[Stored entries]
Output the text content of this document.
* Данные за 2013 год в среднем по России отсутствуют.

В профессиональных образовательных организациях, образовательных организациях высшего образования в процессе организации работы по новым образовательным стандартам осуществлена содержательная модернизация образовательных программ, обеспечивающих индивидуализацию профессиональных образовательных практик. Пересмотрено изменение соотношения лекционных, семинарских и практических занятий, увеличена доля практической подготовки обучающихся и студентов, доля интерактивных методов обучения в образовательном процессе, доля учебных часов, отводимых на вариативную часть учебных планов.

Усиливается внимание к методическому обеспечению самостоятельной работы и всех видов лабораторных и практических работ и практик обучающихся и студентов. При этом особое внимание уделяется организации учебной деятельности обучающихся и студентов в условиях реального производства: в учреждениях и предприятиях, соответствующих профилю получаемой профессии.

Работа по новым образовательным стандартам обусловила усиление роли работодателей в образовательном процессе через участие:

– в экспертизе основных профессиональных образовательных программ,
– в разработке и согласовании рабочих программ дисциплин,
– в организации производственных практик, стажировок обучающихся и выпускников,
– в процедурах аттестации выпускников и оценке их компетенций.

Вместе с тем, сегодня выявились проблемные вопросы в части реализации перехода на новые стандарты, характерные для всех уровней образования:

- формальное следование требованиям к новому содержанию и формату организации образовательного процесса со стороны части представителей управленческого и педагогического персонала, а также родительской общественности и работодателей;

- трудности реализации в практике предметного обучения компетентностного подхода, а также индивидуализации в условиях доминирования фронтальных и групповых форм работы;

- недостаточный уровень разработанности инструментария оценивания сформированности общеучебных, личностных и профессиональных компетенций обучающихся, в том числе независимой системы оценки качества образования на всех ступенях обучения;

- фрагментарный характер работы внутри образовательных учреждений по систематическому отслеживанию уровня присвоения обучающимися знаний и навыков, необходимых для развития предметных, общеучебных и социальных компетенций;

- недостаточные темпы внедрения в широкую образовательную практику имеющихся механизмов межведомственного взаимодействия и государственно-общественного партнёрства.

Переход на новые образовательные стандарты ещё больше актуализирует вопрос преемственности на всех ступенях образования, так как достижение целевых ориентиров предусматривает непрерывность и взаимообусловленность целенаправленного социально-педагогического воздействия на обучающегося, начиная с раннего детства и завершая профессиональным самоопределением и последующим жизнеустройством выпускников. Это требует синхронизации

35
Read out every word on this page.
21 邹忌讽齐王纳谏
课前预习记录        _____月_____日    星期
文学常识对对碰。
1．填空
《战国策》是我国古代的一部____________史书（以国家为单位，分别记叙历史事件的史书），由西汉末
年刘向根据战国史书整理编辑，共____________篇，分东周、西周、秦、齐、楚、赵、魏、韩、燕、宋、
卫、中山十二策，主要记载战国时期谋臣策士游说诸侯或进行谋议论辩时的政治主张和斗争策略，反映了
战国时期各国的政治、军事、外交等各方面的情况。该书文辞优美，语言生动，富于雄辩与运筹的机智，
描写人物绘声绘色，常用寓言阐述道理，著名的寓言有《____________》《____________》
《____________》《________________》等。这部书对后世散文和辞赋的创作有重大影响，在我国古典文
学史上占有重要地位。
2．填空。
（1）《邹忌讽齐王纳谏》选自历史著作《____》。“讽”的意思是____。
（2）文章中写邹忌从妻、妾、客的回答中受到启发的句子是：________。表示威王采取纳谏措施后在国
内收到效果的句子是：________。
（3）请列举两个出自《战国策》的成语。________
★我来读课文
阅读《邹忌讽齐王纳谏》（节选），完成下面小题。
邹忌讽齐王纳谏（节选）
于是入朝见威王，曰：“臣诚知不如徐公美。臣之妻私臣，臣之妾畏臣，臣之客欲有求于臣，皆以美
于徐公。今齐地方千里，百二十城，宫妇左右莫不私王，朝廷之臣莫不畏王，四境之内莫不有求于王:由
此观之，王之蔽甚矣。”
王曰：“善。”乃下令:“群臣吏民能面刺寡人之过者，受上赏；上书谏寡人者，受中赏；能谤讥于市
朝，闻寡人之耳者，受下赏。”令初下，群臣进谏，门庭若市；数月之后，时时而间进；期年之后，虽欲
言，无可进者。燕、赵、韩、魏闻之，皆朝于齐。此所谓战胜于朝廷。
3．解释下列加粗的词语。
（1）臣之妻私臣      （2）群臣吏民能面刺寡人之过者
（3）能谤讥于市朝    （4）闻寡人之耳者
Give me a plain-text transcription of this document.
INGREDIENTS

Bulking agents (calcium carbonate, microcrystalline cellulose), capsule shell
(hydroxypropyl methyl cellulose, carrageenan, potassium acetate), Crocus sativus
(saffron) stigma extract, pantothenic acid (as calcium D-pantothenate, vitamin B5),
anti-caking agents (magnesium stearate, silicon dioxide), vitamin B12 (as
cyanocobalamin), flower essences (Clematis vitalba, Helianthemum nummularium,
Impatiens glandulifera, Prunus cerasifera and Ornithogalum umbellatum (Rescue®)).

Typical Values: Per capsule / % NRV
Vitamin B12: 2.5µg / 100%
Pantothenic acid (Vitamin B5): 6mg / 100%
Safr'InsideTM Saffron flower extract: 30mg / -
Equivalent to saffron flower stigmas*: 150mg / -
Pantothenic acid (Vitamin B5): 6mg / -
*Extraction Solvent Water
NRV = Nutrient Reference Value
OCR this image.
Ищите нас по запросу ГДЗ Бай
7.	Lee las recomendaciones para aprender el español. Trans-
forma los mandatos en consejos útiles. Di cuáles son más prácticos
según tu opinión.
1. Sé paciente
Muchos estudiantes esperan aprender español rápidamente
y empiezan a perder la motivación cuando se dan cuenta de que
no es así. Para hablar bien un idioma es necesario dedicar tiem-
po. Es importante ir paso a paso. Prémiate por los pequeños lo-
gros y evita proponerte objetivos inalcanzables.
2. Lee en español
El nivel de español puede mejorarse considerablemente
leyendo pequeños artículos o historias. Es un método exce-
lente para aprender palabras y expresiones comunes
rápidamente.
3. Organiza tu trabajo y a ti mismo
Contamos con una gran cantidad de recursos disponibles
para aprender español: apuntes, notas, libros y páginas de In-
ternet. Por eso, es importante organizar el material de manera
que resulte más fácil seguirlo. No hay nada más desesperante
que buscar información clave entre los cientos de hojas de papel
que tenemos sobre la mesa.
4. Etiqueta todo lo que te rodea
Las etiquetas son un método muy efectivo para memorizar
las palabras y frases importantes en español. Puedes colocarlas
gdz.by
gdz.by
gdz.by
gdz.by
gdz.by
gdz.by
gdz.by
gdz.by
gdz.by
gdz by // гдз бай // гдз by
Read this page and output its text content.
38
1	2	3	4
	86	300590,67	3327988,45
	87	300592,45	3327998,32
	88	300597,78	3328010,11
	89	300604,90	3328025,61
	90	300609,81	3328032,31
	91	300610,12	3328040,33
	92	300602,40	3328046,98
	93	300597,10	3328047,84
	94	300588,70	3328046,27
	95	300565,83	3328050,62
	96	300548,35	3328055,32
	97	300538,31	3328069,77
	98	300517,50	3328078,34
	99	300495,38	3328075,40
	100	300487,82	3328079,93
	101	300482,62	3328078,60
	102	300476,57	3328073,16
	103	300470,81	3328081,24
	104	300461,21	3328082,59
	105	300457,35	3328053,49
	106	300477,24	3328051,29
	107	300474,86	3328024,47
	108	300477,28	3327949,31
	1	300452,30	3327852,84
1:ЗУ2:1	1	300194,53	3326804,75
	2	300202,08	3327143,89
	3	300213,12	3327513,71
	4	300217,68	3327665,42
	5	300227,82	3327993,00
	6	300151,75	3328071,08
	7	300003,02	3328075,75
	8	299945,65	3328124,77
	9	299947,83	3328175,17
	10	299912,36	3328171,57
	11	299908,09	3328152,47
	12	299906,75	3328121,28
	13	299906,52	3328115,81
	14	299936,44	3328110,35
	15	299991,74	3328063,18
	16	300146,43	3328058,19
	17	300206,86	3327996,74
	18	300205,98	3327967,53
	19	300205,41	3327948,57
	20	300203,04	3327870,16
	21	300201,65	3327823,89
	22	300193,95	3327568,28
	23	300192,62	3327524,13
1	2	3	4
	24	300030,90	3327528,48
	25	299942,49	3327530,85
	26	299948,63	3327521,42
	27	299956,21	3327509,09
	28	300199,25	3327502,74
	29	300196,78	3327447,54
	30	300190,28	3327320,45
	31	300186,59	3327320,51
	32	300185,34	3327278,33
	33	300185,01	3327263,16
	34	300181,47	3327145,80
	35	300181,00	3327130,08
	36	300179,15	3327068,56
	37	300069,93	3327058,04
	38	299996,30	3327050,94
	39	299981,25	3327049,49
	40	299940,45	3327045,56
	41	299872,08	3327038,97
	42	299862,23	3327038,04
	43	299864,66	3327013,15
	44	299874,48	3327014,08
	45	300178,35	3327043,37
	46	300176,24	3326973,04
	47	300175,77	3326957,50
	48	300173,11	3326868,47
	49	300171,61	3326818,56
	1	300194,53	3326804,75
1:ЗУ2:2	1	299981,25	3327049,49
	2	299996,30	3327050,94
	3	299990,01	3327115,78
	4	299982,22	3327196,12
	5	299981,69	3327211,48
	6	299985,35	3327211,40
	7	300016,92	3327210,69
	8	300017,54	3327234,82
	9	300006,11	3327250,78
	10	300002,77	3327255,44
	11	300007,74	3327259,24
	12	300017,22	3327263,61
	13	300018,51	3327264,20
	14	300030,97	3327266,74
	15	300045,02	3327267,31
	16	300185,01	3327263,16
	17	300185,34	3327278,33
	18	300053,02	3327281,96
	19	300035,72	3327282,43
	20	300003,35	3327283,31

» **Exercise brief**:
Working from the listing above, pick out every line that has "this" and copy it.

» **Answer to the task**:
Output the text content of this document.
Read out every word on this page.
Give me a plain-text transcription of this document.
OCR this image.
Read this page and output its text content.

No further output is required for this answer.